Set problem: Whenever a line contains the string "true", copy it out of the entries.

Material for this task:
•••••
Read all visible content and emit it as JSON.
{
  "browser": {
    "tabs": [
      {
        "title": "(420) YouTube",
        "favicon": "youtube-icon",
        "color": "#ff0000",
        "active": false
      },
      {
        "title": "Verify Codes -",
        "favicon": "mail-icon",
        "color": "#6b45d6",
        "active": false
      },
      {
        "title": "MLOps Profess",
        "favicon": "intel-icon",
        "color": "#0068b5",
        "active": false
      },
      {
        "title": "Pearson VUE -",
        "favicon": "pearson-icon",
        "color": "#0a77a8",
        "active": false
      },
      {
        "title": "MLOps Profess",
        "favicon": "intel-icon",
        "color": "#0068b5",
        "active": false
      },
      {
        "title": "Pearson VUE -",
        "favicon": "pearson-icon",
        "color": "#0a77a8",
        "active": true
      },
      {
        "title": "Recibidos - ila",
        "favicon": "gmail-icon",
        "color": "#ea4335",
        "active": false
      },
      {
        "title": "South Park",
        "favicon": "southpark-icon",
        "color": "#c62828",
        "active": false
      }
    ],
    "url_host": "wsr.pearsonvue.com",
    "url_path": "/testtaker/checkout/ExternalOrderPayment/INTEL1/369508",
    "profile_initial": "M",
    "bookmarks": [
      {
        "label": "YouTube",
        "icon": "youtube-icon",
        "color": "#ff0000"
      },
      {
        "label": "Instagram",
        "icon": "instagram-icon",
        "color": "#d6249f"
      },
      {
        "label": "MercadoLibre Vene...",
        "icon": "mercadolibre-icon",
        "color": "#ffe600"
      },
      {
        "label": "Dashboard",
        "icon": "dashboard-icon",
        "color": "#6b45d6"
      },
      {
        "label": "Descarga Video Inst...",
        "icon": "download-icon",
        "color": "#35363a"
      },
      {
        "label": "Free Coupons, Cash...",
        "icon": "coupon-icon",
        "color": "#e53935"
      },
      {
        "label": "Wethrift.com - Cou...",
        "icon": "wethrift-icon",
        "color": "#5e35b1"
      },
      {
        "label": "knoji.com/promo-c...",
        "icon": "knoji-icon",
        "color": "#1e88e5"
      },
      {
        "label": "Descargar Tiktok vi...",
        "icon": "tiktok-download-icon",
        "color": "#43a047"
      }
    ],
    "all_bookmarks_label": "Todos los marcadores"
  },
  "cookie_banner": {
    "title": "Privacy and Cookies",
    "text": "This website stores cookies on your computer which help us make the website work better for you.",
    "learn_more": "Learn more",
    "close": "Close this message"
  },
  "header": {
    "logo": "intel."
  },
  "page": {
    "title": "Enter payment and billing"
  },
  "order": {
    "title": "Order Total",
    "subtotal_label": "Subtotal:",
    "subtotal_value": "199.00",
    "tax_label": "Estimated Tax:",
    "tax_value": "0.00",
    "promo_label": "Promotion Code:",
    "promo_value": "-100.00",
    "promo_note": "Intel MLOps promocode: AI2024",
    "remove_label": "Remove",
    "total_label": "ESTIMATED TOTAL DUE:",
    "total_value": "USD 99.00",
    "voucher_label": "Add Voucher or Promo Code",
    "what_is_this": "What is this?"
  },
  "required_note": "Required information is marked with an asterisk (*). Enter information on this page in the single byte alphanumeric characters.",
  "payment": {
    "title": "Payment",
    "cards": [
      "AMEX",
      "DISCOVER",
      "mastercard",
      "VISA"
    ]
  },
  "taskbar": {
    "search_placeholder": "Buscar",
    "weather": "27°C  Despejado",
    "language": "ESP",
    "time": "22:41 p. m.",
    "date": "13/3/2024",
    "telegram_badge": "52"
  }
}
•••••
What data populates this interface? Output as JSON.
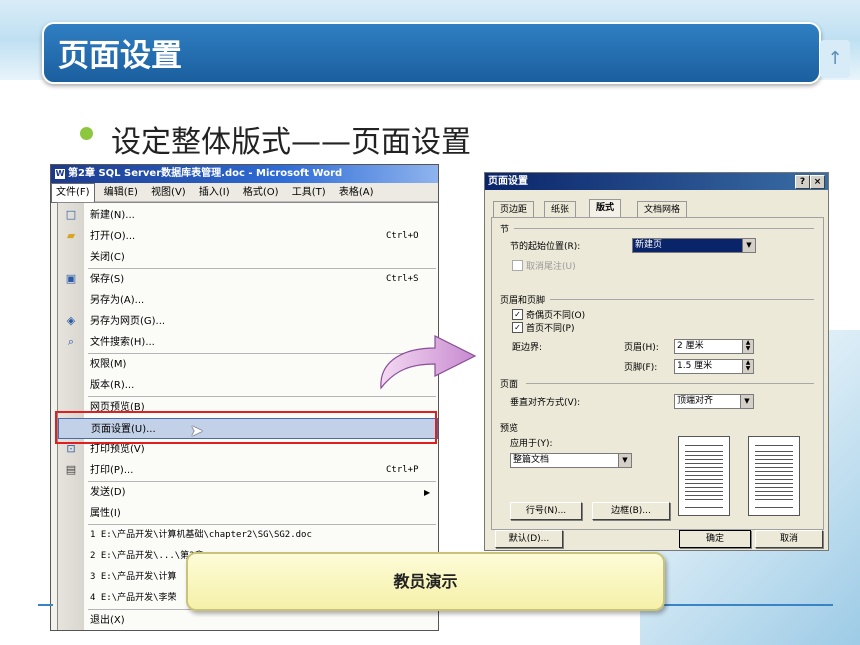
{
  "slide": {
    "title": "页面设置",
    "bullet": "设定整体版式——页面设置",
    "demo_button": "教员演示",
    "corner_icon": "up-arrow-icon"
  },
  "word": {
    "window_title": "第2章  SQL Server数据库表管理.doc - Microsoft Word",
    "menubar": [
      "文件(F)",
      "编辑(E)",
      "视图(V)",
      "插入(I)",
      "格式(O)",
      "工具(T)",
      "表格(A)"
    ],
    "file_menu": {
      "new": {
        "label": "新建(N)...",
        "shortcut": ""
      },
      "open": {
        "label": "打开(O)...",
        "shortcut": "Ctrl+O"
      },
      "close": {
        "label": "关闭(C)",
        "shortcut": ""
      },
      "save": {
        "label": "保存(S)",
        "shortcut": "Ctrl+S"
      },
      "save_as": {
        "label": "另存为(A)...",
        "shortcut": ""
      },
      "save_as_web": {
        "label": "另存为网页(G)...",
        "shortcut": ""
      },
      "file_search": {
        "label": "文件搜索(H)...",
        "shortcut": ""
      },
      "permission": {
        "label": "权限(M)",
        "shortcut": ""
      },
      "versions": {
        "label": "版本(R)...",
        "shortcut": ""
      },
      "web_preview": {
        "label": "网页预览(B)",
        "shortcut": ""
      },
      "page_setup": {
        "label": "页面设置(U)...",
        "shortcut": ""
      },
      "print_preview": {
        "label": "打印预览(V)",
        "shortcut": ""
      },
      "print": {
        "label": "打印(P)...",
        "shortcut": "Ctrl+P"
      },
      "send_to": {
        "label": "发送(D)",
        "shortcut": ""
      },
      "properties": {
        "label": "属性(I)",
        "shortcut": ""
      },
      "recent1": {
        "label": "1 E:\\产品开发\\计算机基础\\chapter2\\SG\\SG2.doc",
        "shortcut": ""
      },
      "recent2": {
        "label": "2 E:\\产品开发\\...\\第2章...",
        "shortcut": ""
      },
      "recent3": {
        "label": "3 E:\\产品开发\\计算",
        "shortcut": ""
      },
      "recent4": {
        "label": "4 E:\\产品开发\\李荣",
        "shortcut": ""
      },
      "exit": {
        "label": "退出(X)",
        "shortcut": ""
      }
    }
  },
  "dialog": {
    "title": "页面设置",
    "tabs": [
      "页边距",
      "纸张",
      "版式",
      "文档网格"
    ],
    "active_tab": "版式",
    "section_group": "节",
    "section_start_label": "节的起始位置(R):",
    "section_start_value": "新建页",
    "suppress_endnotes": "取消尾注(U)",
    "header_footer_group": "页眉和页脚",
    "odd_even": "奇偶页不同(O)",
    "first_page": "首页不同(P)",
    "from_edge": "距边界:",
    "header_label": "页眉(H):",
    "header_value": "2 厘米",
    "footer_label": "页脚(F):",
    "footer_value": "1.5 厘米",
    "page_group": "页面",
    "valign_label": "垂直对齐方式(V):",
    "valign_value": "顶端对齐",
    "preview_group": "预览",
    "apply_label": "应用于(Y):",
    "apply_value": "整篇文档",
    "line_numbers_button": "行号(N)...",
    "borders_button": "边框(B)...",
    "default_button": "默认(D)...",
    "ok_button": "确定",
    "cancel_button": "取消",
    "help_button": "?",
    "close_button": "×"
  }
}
•••••
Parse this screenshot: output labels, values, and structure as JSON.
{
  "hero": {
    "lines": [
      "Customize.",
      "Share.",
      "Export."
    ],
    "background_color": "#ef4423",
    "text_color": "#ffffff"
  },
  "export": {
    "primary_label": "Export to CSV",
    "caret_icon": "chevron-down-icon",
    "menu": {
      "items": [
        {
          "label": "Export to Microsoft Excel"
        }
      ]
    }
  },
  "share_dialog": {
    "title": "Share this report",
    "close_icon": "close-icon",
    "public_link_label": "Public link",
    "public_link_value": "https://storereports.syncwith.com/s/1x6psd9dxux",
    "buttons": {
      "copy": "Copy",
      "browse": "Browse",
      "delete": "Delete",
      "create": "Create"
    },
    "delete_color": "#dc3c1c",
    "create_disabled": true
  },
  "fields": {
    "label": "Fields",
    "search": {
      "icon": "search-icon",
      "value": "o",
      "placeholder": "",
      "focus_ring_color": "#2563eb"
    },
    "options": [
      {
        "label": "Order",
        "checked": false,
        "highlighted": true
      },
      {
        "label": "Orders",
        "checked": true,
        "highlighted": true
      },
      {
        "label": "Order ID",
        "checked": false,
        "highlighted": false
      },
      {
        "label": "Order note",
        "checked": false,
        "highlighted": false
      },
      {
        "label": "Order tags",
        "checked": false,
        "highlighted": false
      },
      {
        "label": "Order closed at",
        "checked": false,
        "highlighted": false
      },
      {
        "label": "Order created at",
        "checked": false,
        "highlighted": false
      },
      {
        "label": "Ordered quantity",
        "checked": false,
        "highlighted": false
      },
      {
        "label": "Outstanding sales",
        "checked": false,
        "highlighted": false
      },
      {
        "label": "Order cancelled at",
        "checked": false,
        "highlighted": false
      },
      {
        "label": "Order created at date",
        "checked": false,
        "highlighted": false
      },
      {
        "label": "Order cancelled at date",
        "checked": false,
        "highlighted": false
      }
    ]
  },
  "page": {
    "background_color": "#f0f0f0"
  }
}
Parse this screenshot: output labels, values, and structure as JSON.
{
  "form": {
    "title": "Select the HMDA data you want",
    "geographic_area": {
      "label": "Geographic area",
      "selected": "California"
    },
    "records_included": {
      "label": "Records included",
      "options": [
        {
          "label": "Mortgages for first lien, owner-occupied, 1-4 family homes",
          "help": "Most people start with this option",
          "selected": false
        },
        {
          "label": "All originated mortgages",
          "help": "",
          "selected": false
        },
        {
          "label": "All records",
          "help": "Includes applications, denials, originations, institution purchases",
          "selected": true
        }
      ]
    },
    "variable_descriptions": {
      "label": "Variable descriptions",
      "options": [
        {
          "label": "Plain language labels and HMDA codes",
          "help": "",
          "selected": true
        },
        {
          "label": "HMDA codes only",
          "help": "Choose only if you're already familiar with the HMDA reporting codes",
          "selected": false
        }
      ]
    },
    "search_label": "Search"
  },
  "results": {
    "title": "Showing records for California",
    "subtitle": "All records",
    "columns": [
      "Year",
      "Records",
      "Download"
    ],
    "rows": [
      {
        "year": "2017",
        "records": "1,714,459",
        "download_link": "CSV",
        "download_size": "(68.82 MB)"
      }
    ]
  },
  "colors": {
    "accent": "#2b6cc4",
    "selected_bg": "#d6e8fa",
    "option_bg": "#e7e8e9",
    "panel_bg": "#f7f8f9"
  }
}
•••••
Answer to this problem:
        "active": true
    "create_disabled": true
        "highlighted": true
        "checked": true,
        "highlighted": true
          "selected": true
          "selected": true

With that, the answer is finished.